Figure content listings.
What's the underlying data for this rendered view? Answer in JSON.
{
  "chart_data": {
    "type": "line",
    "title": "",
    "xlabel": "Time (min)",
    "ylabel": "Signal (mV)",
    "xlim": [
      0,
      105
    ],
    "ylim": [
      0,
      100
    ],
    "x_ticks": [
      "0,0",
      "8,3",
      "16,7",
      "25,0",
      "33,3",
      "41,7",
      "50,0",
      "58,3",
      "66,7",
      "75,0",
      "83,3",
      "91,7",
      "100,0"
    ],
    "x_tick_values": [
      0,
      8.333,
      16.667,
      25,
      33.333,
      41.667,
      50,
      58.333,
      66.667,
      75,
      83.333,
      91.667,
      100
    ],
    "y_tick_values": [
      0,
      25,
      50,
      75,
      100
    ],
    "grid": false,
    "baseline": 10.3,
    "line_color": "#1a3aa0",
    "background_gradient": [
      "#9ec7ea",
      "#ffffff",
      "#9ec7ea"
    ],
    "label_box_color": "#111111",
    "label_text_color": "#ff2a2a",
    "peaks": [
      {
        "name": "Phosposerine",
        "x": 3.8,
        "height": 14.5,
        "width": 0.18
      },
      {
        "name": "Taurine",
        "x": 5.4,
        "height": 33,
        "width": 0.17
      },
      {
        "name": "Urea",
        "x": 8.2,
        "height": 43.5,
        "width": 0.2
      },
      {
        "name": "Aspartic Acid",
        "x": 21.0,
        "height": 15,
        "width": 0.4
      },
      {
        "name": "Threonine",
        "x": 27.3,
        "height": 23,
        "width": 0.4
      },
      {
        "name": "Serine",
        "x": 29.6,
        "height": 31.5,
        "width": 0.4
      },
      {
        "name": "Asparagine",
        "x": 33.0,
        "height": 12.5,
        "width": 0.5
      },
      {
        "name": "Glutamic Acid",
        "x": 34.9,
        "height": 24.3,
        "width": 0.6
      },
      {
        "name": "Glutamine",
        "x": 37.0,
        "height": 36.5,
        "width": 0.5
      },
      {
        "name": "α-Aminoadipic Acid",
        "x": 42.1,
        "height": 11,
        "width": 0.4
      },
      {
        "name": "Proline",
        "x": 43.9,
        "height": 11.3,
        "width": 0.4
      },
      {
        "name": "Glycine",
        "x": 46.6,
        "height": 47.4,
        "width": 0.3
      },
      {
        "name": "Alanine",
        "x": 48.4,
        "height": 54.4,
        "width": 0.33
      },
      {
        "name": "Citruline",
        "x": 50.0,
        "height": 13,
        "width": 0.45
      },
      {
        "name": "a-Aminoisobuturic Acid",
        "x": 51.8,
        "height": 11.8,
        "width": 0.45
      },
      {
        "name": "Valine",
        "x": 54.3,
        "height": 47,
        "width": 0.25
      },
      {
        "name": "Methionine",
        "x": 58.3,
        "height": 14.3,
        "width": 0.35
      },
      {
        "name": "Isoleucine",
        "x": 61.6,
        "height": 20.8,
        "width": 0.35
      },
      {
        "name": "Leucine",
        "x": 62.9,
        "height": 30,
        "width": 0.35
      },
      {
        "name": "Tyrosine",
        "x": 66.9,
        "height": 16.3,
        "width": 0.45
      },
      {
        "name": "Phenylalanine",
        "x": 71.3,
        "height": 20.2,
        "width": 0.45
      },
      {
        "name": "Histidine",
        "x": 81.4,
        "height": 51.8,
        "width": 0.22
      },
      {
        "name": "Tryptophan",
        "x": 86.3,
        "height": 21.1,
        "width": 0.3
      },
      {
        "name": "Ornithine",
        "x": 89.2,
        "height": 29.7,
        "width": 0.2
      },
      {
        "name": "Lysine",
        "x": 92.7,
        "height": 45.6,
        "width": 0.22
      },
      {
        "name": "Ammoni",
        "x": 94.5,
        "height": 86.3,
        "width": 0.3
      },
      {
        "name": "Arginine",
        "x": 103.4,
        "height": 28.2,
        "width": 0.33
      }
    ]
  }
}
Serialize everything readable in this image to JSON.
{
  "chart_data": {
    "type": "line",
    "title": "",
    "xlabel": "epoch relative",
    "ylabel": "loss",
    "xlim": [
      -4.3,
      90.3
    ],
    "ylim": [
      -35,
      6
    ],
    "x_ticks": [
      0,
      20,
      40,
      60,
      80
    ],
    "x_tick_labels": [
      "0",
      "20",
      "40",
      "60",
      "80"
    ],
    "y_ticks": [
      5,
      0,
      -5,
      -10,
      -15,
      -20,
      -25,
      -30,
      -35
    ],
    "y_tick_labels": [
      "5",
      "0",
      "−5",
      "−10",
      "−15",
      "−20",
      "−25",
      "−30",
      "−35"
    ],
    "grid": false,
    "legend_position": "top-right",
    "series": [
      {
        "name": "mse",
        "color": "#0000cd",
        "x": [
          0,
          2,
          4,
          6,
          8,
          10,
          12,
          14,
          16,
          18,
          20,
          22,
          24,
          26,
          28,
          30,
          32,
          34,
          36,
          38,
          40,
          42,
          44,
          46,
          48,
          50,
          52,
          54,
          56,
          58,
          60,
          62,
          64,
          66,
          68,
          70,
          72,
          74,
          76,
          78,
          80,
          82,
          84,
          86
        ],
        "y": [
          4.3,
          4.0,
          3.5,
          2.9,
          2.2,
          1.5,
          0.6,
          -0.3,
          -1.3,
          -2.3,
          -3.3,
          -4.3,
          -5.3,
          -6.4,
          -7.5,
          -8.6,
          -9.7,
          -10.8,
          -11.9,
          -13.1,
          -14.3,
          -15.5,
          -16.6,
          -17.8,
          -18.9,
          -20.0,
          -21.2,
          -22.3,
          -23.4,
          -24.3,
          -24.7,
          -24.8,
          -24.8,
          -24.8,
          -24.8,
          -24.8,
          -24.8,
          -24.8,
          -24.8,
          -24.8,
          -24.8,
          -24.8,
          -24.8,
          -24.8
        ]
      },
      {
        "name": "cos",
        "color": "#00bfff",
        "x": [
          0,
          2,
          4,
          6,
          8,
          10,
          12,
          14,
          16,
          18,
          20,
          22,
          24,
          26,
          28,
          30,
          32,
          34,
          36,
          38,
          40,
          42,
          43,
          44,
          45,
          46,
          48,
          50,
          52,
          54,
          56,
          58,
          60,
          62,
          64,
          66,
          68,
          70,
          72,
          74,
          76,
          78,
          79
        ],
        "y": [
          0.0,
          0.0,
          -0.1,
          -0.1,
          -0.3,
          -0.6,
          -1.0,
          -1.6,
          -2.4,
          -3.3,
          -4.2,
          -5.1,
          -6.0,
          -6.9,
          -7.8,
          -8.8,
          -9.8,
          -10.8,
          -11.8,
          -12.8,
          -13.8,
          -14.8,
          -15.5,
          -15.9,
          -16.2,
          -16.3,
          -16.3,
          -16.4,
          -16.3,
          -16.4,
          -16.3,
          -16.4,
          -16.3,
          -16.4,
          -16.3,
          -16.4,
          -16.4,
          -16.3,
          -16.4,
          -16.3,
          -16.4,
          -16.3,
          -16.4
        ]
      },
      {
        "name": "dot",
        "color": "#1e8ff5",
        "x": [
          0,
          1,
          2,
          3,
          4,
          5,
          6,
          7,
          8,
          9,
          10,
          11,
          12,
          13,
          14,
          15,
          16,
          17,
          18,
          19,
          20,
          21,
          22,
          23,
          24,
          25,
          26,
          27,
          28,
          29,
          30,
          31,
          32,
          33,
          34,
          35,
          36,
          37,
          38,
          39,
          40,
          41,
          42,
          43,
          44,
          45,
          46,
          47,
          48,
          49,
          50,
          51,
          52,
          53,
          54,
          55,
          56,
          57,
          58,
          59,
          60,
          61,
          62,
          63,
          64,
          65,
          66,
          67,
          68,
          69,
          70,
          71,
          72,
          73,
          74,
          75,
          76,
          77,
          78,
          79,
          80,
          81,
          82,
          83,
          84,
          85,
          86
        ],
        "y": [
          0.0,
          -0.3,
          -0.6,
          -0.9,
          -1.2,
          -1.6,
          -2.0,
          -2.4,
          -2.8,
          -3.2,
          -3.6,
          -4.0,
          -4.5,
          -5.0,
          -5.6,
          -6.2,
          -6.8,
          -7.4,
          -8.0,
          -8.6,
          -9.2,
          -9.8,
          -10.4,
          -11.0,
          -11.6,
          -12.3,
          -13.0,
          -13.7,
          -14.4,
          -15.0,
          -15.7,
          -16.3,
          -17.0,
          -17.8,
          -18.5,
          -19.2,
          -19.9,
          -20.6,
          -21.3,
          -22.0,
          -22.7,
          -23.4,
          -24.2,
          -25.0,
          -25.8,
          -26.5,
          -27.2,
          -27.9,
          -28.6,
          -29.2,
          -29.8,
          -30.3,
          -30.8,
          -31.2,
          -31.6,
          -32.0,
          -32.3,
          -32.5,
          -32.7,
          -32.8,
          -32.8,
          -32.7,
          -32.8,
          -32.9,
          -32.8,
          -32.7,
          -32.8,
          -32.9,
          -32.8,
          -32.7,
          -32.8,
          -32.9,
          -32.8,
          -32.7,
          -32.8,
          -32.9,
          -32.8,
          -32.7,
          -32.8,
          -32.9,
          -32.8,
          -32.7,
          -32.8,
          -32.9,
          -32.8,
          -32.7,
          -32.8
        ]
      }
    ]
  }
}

PROBLEM STATEMENT. Your task is to gather every line with the word "this" and copy it.

RESULT.
What's the underlying data for this rendered view? Answer in JSON.
Serialize everything readable in this image to JSON.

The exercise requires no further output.